** start of Dataset **

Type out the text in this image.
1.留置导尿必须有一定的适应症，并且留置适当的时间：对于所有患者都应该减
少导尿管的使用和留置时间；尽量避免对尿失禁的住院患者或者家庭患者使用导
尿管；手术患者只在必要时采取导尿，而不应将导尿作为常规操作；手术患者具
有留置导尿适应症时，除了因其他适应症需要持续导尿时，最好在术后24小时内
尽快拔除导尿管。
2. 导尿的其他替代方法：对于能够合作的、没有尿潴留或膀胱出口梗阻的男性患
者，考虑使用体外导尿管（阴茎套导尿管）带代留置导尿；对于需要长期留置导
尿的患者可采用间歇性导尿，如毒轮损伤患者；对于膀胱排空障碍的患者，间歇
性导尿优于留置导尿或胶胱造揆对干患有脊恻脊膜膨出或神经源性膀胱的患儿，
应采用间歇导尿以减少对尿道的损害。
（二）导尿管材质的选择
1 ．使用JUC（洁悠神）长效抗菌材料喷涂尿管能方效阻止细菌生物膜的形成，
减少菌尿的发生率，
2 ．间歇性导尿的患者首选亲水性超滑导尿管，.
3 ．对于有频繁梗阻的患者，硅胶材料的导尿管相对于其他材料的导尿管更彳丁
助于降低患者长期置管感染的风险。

** end of Dataset **

Exercise description
Return all the data exactly as given.

Written response
Type out the text in this image.
1.留置导尿必须有一定的适应症，并且留置适当的时间：对于所有患者都应该减
少导尿管的使用和留置时间；尽量避免对尿失禁的住院患者或者家庭患者使用导
尿管；手术患者只在必要时采取导尿，而不应将导尿作为常规操作；手术患者具
有留置导尿适应症时，除了因其他适应症需要持续导尿时，最好在术后24小时内
尽快拔除导尿管。
2. 导尿的其他替代方法：对于能够合作的、没有尿潴留或膀胱出口梗阻的男性患
者，考虑使用体外导尿管（阴茎套导尿管）带代留置导尿；对于需要长期留置导
尿的患者可采用间歇性导尿，如毒轮损伤患者；对于膀胱排空障碍的患者，间歇
性导尿优于留置导尿或胶胱造揆对干患有脊恻脊膜膨出或神经源性膀胱的患儿，
应采用间歇导尿以减少对尿道的损害。
（二）导尿管材质的选择
1 ．使用JUC（洁悠神）长效抗菌材料喷涂尿管能方效阻止细菌生物膜的形成，
减少菌尿的发生率，
2 ．间歇性导尿的患者首选亲水性超滑导尿管，.
3 ．对于有频繁梗阻的患者，硅胶材料的导尿管相对于其他材料的导尿管更彳丁
助于降低患者长期置管感染的风险。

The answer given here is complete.